_WORK TO DO:_
Transcribe all of the data exactly. Omit the pictures.

** BEGIN SUPPLIED RECORDS **

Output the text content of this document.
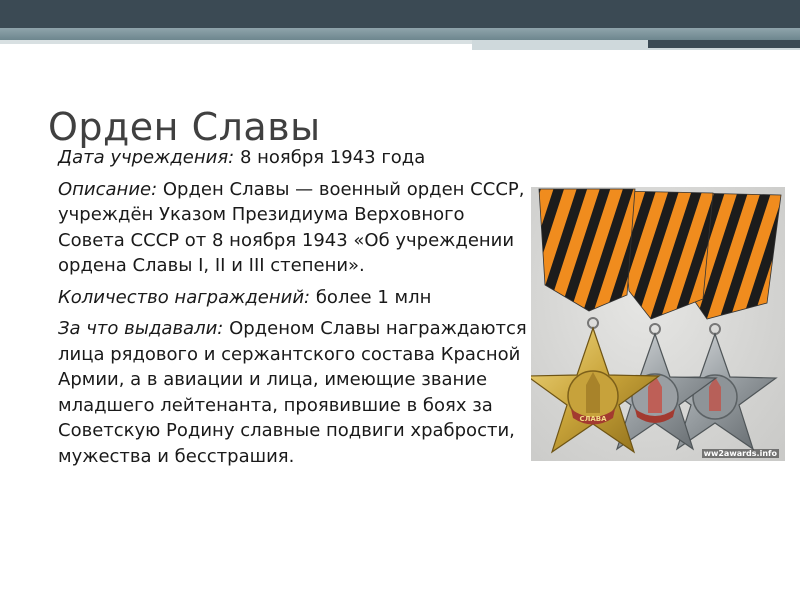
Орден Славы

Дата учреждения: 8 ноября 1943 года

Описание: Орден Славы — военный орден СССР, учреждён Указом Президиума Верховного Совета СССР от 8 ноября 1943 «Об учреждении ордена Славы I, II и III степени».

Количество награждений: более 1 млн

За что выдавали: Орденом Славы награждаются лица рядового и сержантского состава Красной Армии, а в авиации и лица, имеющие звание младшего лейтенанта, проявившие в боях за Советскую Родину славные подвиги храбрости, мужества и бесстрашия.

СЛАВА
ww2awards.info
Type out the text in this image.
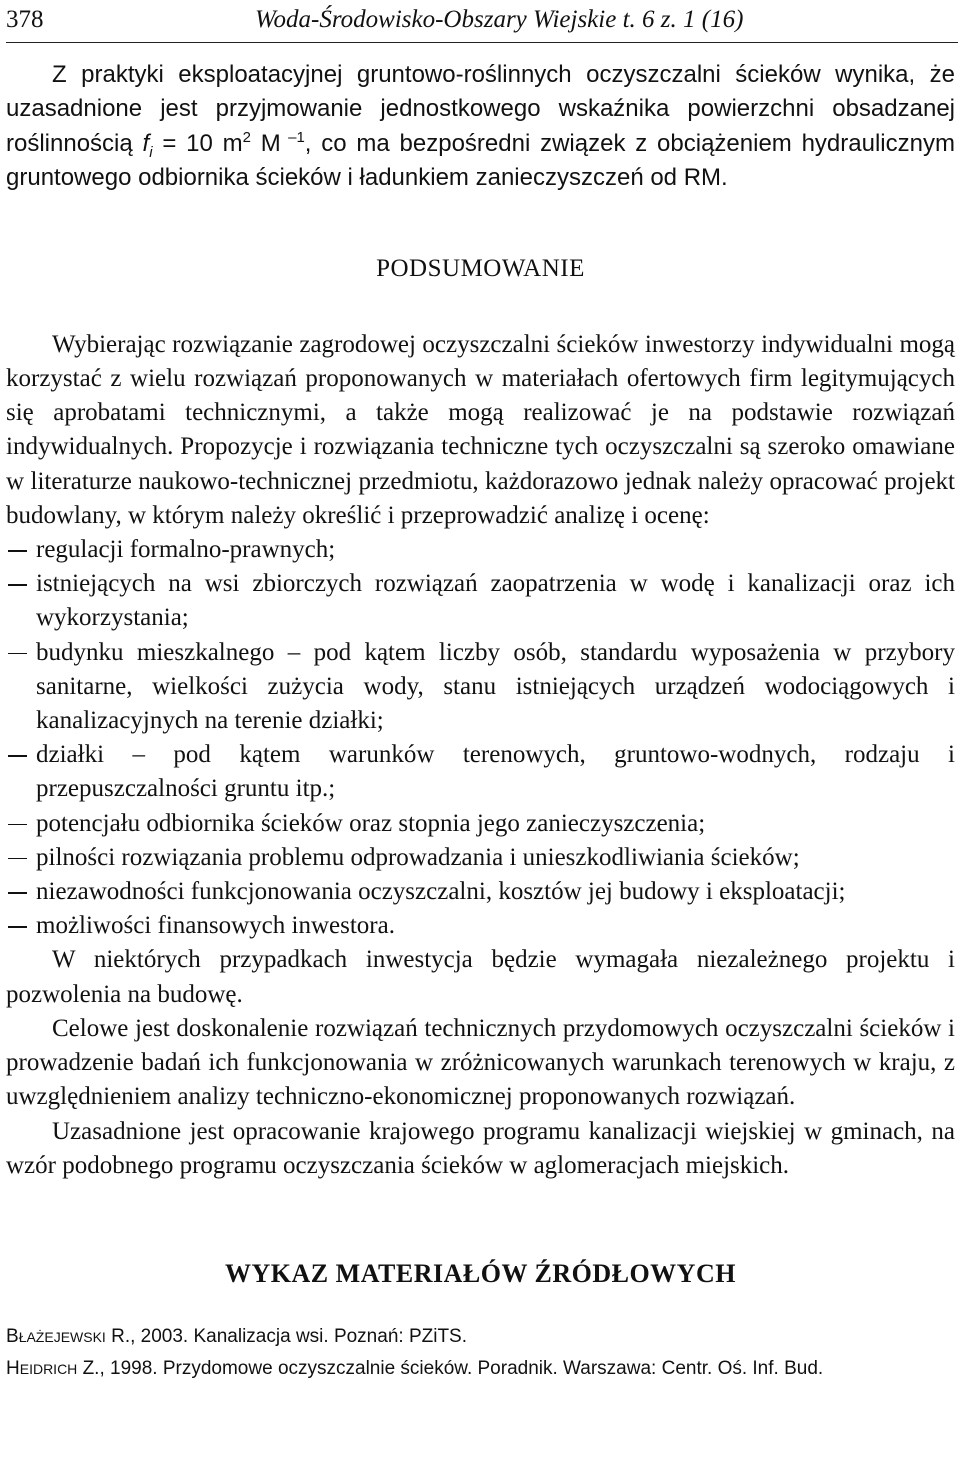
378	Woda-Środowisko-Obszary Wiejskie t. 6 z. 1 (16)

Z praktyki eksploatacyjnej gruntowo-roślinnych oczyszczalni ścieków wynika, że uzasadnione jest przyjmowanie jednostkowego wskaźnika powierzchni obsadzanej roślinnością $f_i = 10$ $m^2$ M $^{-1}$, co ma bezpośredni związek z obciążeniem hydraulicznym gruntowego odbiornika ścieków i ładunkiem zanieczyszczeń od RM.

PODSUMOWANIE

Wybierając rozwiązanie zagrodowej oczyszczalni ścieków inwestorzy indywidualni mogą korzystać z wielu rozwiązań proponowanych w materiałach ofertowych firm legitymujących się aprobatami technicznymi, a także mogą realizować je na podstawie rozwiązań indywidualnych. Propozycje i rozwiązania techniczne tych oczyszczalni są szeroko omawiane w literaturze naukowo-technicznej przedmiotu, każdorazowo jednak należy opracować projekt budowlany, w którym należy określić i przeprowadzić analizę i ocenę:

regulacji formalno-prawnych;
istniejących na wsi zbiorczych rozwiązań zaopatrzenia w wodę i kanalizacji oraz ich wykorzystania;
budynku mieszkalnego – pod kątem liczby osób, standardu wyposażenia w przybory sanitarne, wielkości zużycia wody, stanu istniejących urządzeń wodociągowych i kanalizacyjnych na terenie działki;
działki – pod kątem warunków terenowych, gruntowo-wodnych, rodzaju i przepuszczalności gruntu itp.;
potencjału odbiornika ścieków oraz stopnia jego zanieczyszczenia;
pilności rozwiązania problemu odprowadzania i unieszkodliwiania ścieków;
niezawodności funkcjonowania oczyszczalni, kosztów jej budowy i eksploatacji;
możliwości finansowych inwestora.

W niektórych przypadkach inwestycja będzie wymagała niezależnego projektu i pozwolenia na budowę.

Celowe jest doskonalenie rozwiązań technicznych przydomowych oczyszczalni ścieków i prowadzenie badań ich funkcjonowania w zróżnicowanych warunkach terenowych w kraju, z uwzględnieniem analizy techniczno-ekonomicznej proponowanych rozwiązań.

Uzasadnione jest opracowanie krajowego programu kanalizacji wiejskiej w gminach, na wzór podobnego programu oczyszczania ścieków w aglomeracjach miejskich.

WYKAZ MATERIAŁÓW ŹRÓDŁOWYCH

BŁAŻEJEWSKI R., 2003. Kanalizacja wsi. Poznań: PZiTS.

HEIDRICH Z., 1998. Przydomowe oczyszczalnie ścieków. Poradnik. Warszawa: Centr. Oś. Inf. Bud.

** END SUPPLIED RECORDS **

_ANSWER TO THE EXERCISE:_
Output the text content of this document.
Орден Славы

Дата учреждения: 8 ноября 1943 года

Описание: Орден Славы — военный орден СССР, учреждён Указом Президиума Верховного Совета СССР от 8 ноября 1943 «Об учреждении ордена Славы I, II и III степени».

Количество награждений: более 1 млн

За что выдавали: Орденом Славы награждаются лица рядового и сержантского состава Красной Армии, а в авиации и лица, имеющие звание младшего лейтенанта, проявившие в боях за Советскую Родину славные подвиги храбрости, мужества и бесстрашия.

СЛАВА
ww2awards.info
Type out the text in this image.
378	Woda-Środowisko-Obszary Wiejskie t. 6 z. 1 (16)

Z praktyki eksploatacyjnej gruntowo-roślinnych oczyszczalni ścieków wynika, że uzasadnione jest przyjmowanie jednostkowego wskaźnika powierzchni obsadzanej roślinnością $f_i = 10$ $m^2$ M $^{-1}$, co ma bezpośredni związek z obciążeniem hydraulicznym gruntowego odbiornika ścieków i ładunkiem zanieczyszczeń od RM.

PODSUMOWANIE

Wybierając rozwiązanie zagrodowej oczyszczalni ścieków inwestorzy indywidualni mogą korzystać z wielu rozwiązań proponowanych w materiałach ofertowych firm legitymujących się aprobatami technicznymi, a także mogą realizować je na podstawie rozwiązań indywidualnych. Propozycje i rozwiązania techniczne tych oczyszczalni są szeroko omawiane w literaturze naukowo-technicznej przedmiotu, każdorazowo jednak należy opracować projekt budowlany, w którym należy określić i przeprowadzić analizę i ocenę:

regulacji formalno-prawnych;
istniejących na wsi zbiorczych rozwiązań zaopatrzenia w wodę i kanalizacji oraz ich wykorzystania;
budynku mieszkalnego – pod kątem liczby osób, standardu wyposażenia w przybory sanitarne, wielkości zużycia wody, stanu istniejących urządzeń wodociągowych i kanalizacyjnych na terenie działki;
działki – pod kątem warunków terenowych, gruntowo-wodnych, rodzaju i przepuszczalności gruntu itp.;
potencjału odbiornika ścieków oraz stopnia jego zanieczyszczenia;
pilności rozwiązania problemu odprowadzania i unieszkodliwiania ścieków;
niezawodności funkcjonowania oczyszczalni, kosztów jej budowy i eksploatacji;
możliwości finansowych inwestora.

W niektórych przypadkach inwestycja będzie wymagała niezależnego projektu i pozwolenia na budowę.

Celowe jest doskonalenie rozwiązań technicznych przydomowych oczyszczalni ścieków i prowadzenie badań ich funkcjonowania w zróżnicowanych warunkach terenowych w kraju, z uwzględnieniem analizy techniczno-ekonomicznej proponowanych rozwiązań.

Uzasadnione jest opracowanie krajowego programu kanalizacji wiejskiej w gminach, na wzór podobnego programu oczyszczania ścieków w aglomeracjach miejskich.

WYKAZ MATERIAŁÓW ŹRÓDŁOWYCH

BŁAŻEJEWSKI R., 2003. Kanalizacja wsi. Poznań: PZiTS.

HEIDRICH Z., 1998. Przydomowe oczyszczalnie ścieków. Poradnik. Warszawa: Centr. Oś. Inf. Bud.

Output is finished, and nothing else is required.